**Data to process**
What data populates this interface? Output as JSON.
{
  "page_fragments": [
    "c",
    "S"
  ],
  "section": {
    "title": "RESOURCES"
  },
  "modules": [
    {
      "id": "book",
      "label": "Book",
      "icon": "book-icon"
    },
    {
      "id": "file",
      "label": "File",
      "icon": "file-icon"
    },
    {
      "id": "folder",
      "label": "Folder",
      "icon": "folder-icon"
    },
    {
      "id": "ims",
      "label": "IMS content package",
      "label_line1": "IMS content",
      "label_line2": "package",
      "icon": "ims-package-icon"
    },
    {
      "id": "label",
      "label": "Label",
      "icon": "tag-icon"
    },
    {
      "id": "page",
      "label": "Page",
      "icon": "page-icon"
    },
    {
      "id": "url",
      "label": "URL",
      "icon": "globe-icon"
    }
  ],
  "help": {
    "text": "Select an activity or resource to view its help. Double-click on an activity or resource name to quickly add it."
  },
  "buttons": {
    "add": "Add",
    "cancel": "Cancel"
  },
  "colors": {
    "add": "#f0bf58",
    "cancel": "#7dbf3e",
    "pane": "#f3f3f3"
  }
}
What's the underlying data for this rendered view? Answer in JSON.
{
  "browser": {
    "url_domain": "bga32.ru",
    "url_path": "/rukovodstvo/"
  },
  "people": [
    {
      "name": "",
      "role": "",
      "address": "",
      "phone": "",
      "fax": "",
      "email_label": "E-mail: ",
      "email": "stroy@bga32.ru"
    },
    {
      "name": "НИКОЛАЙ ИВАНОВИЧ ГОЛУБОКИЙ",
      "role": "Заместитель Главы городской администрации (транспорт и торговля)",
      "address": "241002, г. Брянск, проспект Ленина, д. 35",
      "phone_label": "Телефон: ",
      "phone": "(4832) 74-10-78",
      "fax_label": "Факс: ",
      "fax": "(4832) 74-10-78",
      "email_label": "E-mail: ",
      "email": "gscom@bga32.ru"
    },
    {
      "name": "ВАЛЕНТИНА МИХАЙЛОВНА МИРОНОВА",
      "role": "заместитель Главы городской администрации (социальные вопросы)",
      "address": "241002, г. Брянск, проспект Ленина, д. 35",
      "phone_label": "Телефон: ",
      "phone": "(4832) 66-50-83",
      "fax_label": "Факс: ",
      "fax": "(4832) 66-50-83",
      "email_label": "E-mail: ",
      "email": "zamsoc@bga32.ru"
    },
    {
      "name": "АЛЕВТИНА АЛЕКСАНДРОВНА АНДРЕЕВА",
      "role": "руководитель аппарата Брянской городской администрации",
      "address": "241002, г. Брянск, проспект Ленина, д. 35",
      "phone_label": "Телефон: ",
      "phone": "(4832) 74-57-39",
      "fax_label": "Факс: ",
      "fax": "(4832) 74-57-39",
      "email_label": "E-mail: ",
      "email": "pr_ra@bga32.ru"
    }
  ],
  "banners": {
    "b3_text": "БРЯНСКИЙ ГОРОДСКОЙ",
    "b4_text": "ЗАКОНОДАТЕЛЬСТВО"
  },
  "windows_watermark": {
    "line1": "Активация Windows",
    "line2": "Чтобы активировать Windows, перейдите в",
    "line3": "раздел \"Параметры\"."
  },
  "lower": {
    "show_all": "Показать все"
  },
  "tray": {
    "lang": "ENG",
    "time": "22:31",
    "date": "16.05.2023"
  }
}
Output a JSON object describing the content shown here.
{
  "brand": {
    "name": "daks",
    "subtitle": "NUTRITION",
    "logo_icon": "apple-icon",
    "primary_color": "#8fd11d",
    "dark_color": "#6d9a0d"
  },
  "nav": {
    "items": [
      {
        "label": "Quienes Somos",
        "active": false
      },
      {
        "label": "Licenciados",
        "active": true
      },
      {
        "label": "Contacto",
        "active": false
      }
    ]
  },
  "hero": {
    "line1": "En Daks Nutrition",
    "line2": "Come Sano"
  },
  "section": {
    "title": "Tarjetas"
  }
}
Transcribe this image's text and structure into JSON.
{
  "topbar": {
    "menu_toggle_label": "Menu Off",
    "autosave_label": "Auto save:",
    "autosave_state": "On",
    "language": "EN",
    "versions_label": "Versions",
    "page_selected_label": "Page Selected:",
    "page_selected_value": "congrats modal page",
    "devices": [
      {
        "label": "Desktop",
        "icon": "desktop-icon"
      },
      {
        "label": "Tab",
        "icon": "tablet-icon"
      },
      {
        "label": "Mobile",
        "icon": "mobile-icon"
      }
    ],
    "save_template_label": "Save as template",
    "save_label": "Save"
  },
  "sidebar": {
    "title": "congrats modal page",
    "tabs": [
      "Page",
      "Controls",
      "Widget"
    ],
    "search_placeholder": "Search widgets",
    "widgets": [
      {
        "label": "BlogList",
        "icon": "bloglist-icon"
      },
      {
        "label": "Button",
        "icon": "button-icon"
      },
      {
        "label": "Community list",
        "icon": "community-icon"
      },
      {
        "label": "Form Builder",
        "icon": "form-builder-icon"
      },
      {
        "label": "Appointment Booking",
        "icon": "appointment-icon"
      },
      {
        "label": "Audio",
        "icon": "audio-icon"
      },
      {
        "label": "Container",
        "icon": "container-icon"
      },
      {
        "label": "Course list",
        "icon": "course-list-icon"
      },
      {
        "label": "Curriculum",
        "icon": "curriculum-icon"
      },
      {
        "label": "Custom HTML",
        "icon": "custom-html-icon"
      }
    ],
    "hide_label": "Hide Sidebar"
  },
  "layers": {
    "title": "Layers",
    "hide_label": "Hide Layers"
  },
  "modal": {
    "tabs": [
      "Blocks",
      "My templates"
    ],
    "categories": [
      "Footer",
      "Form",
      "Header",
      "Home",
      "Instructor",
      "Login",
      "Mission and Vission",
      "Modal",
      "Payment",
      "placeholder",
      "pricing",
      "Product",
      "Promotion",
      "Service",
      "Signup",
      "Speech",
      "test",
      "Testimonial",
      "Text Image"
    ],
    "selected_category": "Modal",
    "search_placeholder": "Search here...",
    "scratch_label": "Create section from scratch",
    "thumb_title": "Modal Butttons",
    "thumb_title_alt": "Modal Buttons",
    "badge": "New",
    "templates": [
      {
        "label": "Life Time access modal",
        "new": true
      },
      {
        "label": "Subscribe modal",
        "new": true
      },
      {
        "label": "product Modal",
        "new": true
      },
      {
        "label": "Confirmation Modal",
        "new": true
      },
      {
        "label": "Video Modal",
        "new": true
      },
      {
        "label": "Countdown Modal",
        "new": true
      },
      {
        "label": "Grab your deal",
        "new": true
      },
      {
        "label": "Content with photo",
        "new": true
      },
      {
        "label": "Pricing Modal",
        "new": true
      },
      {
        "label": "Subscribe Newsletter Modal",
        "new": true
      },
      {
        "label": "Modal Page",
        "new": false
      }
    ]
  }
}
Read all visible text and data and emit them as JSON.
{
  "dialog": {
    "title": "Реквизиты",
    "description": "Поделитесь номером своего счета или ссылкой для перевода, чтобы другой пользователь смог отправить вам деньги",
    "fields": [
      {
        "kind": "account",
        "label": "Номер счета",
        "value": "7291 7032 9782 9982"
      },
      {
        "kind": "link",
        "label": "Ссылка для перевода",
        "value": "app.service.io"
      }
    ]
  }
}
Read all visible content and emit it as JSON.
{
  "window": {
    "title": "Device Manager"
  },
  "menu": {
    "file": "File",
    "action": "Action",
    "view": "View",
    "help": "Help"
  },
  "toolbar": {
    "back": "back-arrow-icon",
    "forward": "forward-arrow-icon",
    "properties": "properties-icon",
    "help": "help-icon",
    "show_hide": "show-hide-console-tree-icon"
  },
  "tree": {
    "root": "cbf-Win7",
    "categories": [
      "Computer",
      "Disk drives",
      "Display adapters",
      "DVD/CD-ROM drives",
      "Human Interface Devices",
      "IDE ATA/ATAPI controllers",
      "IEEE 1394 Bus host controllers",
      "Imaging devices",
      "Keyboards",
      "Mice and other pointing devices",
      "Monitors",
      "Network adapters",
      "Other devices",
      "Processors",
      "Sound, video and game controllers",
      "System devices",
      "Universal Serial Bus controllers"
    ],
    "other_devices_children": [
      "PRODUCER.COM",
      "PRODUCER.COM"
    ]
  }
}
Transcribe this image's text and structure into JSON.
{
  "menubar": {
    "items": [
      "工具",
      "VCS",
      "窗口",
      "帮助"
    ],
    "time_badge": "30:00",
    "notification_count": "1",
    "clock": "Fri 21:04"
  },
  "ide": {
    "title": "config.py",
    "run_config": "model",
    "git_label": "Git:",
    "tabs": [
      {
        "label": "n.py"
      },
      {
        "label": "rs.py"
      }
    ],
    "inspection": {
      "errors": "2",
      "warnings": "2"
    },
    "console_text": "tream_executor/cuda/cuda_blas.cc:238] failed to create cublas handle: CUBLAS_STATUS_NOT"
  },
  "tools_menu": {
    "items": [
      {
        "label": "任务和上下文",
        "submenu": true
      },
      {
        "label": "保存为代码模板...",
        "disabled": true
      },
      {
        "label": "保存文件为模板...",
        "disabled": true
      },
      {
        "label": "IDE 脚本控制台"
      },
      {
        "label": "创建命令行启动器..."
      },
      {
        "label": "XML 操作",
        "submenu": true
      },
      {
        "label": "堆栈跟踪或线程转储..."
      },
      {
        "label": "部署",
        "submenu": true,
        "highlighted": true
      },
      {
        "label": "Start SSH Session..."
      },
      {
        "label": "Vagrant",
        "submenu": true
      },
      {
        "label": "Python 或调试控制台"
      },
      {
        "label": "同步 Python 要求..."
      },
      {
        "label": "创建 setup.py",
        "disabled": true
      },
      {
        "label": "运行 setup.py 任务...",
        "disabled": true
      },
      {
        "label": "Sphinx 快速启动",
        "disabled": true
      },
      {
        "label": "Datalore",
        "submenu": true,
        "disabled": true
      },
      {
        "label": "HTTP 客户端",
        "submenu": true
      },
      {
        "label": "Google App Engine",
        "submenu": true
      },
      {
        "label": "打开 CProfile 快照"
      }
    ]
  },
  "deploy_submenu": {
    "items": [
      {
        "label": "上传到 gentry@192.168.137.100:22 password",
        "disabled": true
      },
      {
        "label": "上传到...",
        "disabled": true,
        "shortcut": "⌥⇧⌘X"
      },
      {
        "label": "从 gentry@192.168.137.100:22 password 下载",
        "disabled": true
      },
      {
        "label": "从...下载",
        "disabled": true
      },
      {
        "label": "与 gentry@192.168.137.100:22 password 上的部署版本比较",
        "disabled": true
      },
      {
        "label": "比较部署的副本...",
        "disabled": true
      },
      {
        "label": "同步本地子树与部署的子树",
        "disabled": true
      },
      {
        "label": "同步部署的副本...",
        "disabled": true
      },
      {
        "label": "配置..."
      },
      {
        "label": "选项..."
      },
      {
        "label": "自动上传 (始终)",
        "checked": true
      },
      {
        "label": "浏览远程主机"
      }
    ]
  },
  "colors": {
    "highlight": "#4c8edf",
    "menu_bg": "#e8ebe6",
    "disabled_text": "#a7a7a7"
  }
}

**Directive**
In the records above, how many lines include the string "Python"? Answer with only the number.

**Output for this exercise**
2